## EXERCISE DATA
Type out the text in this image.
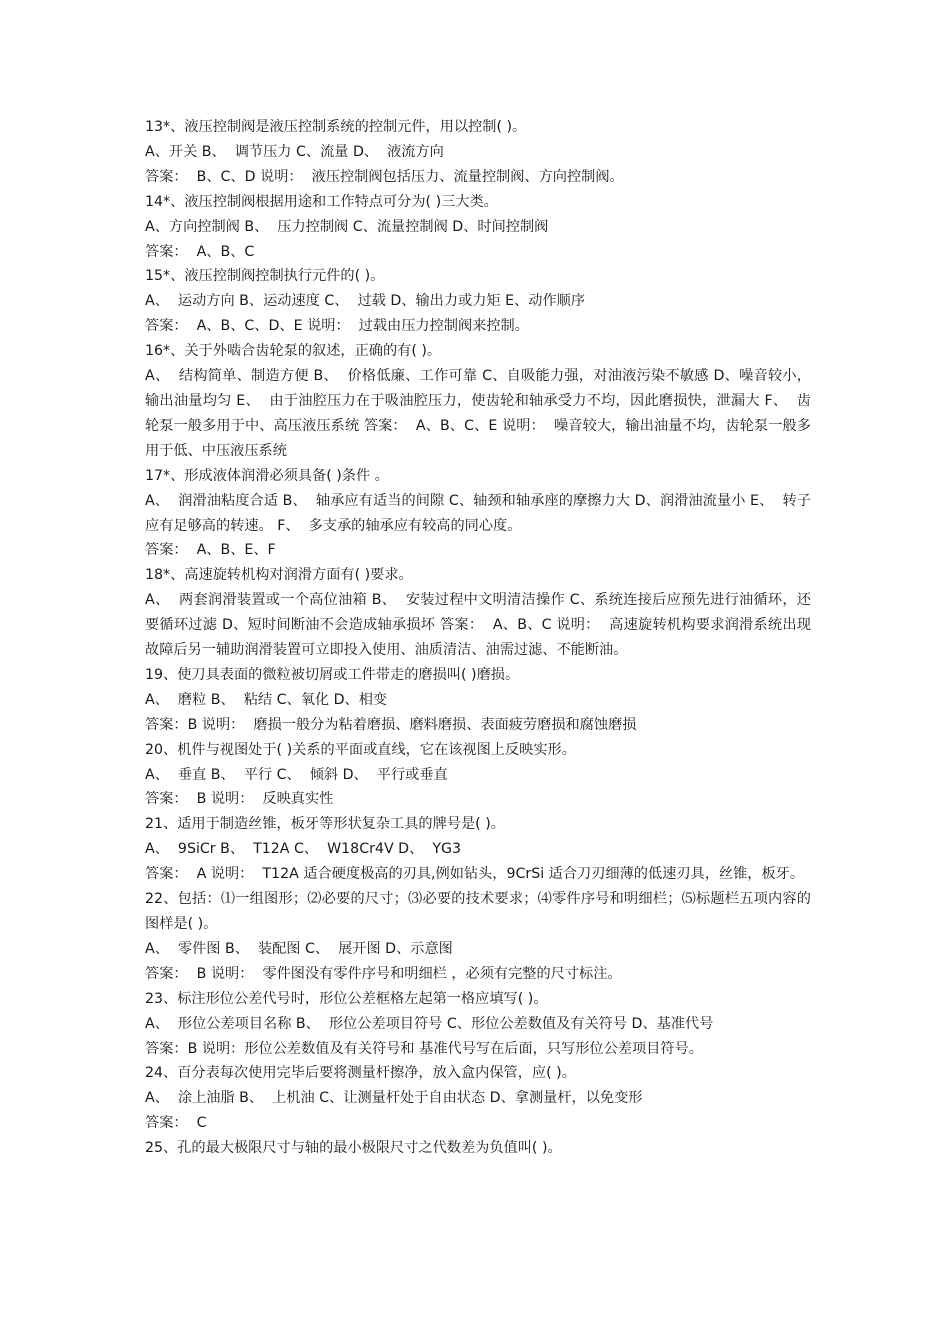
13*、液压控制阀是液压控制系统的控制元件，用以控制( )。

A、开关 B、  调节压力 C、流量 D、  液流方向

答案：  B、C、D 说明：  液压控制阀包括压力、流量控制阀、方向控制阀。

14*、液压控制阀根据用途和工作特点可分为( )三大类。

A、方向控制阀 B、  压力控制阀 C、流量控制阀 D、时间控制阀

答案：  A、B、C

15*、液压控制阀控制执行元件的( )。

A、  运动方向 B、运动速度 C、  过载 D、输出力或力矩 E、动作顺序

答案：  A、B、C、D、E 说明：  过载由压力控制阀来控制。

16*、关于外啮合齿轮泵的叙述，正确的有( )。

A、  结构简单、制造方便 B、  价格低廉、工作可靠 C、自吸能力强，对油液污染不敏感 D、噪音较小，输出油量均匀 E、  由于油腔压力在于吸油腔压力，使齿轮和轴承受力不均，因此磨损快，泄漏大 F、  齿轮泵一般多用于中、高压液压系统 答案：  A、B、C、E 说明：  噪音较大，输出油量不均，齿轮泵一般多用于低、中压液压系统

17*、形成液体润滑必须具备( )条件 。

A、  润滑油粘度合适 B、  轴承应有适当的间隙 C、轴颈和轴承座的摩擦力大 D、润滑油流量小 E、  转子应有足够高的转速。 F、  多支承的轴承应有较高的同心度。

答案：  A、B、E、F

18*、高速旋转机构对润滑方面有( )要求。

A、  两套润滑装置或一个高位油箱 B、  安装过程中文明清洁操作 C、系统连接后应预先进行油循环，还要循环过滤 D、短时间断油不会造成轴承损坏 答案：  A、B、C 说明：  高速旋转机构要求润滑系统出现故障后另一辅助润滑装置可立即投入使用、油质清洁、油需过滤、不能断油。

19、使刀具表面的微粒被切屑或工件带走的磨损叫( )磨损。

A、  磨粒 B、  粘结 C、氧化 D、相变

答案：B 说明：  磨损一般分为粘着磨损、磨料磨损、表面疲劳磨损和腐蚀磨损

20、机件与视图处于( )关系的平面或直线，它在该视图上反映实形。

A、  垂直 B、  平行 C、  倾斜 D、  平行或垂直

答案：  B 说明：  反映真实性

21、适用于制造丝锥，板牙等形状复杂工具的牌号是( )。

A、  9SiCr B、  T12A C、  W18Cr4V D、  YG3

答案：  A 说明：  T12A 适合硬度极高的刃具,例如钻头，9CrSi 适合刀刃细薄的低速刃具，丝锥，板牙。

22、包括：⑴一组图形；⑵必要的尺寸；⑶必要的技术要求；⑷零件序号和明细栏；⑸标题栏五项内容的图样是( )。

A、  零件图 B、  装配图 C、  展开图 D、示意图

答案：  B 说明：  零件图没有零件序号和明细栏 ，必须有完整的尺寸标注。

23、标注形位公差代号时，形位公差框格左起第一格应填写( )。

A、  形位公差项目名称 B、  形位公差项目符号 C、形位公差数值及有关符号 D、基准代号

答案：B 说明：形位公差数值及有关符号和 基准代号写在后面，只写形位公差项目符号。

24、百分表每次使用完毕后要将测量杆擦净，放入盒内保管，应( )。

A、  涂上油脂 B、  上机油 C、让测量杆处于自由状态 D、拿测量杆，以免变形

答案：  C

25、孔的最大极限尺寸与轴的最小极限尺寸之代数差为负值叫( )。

* * *

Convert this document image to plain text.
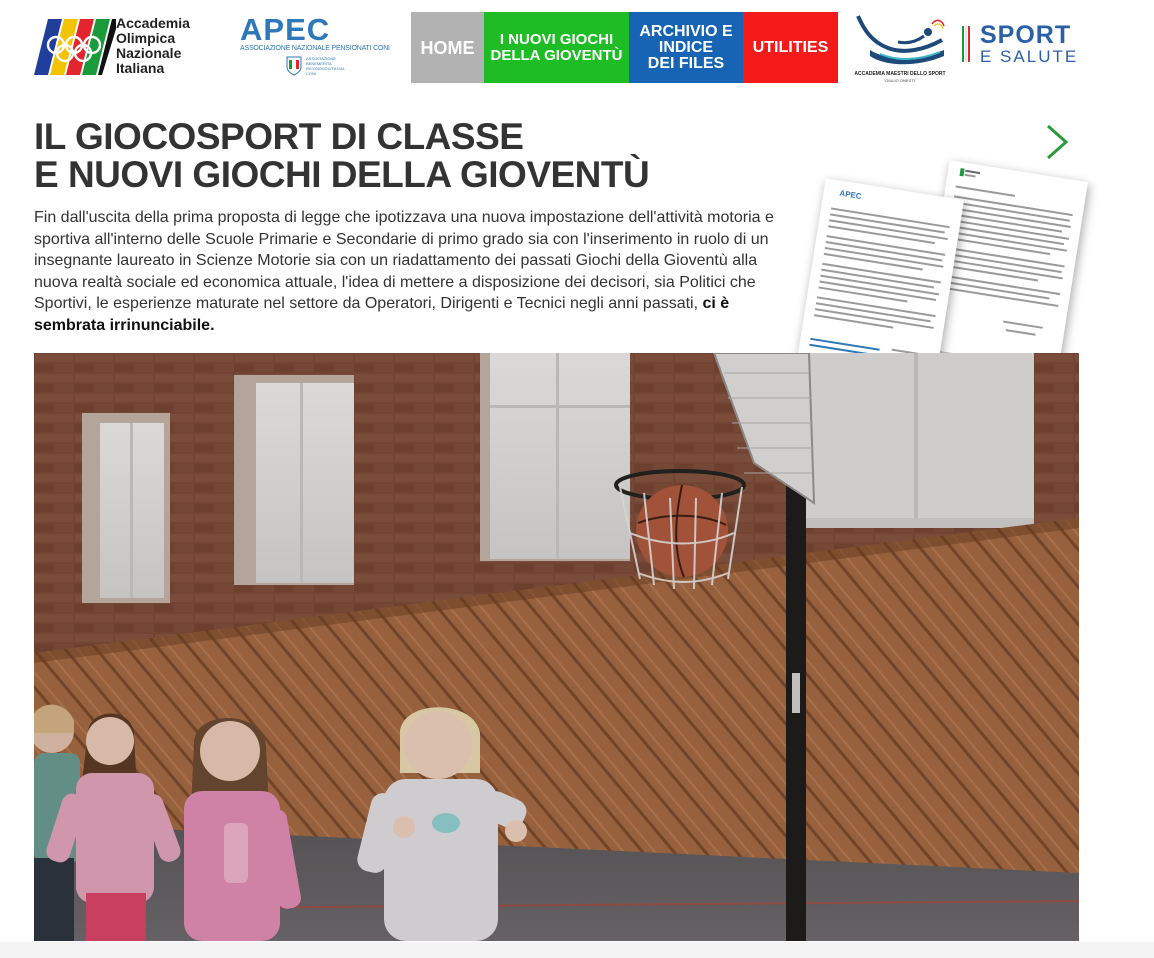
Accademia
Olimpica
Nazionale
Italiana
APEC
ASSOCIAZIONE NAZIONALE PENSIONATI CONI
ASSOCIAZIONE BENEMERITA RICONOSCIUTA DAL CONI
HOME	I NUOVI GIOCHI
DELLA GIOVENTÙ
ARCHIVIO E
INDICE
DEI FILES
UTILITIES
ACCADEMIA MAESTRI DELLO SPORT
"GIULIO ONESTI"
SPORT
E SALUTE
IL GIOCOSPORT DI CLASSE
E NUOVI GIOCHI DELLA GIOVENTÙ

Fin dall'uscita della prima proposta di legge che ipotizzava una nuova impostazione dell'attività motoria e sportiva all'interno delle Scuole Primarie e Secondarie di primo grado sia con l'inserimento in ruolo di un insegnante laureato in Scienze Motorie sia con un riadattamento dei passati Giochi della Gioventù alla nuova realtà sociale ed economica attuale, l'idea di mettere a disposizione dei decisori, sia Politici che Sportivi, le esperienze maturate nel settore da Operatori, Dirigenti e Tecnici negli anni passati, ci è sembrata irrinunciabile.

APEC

==

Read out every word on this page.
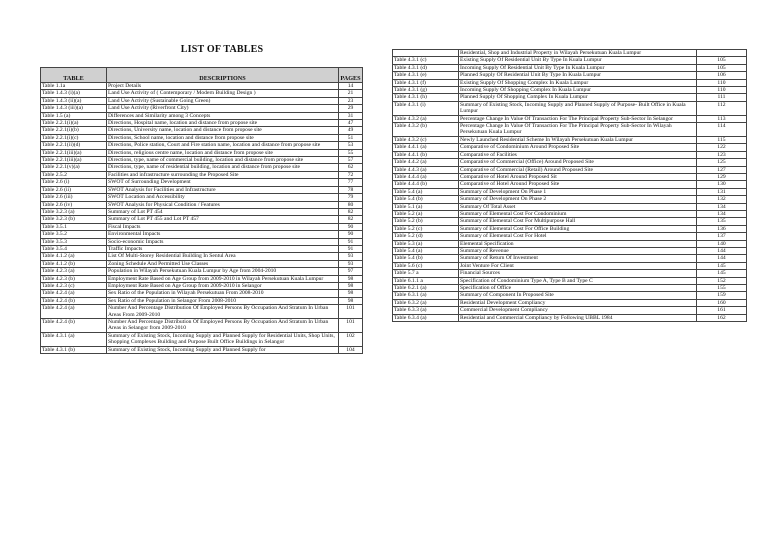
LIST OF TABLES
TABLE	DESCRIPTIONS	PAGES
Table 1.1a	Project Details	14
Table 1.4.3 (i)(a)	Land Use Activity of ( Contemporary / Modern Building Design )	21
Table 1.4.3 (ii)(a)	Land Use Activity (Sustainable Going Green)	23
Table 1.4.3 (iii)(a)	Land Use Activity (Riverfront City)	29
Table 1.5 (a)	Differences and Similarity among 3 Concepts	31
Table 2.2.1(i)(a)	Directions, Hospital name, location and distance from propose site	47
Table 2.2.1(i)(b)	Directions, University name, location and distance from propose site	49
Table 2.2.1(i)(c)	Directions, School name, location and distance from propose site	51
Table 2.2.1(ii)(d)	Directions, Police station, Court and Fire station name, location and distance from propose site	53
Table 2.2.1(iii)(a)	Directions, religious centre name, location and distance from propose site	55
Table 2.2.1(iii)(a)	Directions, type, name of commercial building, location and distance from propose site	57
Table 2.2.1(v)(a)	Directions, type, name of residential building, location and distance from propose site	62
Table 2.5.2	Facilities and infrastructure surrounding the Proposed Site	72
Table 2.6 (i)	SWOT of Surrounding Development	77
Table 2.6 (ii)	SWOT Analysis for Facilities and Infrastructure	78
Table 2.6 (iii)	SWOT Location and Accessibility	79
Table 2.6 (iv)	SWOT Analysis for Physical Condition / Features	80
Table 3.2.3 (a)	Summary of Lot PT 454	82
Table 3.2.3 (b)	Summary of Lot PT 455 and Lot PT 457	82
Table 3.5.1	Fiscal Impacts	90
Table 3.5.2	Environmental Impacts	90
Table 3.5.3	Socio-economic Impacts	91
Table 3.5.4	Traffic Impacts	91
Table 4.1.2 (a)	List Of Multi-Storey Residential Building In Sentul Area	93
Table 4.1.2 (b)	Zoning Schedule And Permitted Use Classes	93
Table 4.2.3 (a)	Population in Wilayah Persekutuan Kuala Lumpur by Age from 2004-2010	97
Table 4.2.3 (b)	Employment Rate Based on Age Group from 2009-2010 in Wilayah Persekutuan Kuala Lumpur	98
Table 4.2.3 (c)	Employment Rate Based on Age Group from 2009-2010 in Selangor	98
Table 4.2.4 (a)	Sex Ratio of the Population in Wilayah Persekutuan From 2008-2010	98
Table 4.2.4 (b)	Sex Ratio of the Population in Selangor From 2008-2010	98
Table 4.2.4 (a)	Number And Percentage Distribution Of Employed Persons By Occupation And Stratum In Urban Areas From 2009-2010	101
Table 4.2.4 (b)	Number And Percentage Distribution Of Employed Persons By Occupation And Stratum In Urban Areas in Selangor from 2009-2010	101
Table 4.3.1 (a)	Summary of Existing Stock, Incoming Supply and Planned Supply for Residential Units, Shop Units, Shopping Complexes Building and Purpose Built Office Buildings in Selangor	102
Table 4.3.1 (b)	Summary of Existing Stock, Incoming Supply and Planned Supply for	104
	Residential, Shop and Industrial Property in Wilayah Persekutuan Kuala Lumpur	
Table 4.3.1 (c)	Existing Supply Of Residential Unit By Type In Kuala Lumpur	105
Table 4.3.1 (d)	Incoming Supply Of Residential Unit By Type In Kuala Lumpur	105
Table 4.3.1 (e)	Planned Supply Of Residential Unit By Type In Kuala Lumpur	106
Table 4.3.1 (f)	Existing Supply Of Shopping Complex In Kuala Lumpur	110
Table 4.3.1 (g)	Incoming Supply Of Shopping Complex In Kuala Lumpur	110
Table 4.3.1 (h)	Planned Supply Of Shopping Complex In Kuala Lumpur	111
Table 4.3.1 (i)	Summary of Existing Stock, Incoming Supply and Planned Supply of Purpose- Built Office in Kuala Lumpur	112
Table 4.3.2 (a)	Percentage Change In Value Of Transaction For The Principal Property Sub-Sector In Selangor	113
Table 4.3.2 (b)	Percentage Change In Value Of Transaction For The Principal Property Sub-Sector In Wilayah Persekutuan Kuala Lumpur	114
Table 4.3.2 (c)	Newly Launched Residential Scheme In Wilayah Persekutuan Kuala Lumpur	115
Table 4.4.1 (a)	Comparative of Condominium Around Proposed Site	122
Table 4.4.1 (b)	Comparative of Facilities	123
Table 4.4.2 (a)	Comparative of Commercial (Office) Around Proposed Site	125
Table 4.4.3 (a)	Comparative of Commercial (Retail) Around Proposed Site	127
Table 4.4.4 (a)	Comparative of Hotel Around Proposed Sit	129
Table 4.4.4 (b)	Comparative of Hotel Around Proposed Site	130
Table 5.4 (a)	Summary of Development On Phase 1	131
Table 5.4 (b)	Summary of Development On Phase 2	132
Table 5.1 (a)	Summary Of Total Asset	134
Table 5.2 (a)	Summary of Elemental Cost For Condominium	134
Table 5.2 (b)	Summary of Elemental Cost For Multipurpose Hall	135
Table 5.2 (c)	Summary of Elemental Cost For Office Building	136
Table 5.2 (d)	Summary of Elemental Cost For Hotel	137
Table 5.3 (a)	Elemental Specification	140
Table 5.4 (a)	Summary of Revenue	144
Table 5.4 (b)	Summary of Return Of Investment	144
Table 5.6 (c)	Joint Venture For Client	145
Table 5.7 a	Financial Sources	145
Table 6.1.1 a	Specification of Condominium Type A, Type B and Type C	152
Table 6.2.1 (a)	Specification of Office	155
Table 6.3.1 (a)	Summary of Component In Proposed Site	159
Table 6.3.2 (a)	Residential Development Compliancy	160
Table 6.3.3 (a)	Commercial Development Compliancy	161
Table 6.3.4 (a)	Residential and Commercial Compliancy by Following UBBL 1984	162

## AIM OF THE TASK
Every line of the listing that holds "Population" should be found and copied.

## ANSWER
Table 4.2.3 (a)	Population in Wilayah Persekutuan Kuala Lumpur by Age from 2004-2010	97
Table 4.2.4 (a)	Sex Ratio of the Population in Wilayah Persekutuan From 2008-2010	98
Table 4.2.4 (b)	Sex Ratio of the Population in Selangor From 2008-2010	98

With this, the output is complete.